- **OBJECTIVE**:
Set down, in full, every record in the block.

- **DATA FOR THIS EXERCISE**:
========================================
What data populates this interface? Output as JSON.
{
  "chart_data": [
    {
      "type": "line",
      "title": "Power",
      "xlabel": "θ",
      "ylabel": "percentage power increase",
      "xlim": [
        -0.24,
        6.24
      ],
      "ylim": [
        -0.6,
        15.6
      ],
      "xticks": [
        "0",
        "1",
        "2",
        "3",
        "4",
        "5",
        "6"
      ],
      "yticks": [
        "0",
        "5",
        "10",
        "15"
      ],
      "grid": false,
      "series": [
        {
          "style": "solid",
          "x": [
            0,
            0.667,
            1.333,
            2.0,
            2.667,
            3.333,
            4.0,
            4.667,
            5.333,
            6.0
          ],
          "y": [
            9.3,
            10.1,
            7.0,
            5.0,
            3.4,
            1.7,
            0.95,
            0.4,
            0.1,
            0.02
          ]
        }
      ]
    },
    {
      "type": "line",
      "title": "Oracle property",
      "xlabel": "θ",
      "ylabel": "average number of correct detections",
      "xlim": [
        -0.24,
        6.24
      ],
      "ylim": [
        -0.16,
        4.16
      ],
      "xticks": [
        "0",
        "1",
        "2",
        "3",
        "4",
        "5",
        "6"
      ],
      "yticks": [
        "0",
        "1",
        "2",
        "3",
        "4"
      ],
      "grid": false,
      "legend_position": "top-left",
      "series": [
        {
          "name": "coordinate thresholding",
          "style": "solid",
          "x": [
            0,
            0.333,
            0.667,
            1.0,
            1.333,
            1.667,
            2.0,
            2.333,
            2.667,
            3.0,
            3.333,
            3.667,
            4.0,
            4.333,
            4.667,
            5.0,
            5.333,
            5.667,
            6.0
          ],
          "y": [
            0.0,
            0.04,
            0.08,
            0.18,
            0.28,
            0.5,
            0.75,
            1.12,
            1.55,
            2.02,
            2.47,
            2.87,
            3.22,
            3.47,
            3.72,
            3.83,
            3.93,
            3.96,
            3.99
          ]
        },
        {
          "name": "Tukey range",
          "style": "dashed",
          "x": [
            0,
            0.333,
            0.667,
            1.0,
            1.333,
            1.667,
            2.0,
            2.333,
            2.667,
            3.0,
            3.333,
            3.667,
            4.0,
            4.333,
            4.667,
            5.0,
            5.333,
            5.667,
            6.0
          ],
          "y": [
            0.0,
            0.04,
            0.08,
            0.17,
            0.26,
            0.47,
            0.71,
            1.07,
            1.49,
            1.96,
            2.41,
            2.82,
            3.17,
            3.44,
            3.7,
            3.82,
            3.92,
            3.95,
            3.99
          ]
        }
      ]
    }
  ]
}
========================================
- **ANSWER TO THIS EXERCISE**:
What data populates this interface? Output as JSON.
{
  "chart_data": [
    {
      "type": "line",
      "title": "Power",
      "xlabel": "θ",
      "ylabel": "percentage power increase",
      "xlim": [
        -0.24,
        6.24
      ],
      "ylim": [
        -0.6,
        15.6
      ],
      "xticks": [
        "0",
        "1",
        "2",
        "3",
        "4",
        "5",
        "6"
      ],
      "yticks": [
        "0",
        "5",
        "10",
        "15"
      ],
      "grid": false,
      "series": [
        {
          "style": "solid",
          "x": [
            0,
            0.667,
            1.333,
            2.0,
            2.667,
            3.333,
            4.0,
            4.667,
            5.333,
            6.0
          ],
          "y": [
            9.3,
            10.1,
            7.0,
            5.0,
            3.4,
            1.7,
            0.95,
            0.4,
            0.1,
            0.02
          ]
        }
      ]
    },
    {
      "type": "line",
      "title": "Oracle property",
      "xlabel": "θ",
      "ylabel": "average number of correct detections",
      "xlim": [
        -0.24,
        6.24
      ],
      "ylim": [
        -0.16,
        4.16
      ],
      "xticks": [
        "0",
        "1",
        "2",
        "3",
        "4",
        "5",
        "6"
      ],
      "yticks": [
        "0",
        "1",
        "2",
        "3",
        "4"
      ],
      "grid": false,
      "legend_position": "top-left",
      "series": [
        {
          "name": "coordinate thresholding",
          "style": "solid",
          "x": [
            0,
            0.333,
            0.667,
            1.0,
            1.333,
            1.667,
            2.0,
            2.333,
            2.667,
            3.0,
            3.333,
            3.667,
            4.0,
            4.333,
            4.667,
            5.0,
            5.333,
            5.667,
            6.0
          ],
          "y": [
            0.0,
            0.04,
            0.08,
            0.18,
            0.28,
            0.5,
            0.75,
            1.12,
            1.55,
            2.02,
            2.47,
            2.87,
            3.22,
            3.47,
            3.72,
            3.83,
            3.93,
            3.96,
            3.99
          ]
        },
        {
          "name": "Tukey range",
          "style": "dashed",
          "x": [
            0,
            0.333,
            0.667,
            1.0,
            1.333,
            1.667,
            2.0,
            2.333,
            2.667,
            3.0,
            3.333,
            3.667,
            4.0,
            4.333,
            4.667,
            5.0,
            5.333,
            5.667,
            6.0
          ],
          "y": [
            0.0,
            0.04,
            0.08,
            0.17,
            0.26,
            0.47,
            0.71,
            1.07,
            1.49,
            1.96,
            2.41,
            2.82,
            3.17,
            3.44,
            3.7,
            3.82,
            3.92,
            3.95,
            3.99
          ]
        }
      ]
    }
  ]
}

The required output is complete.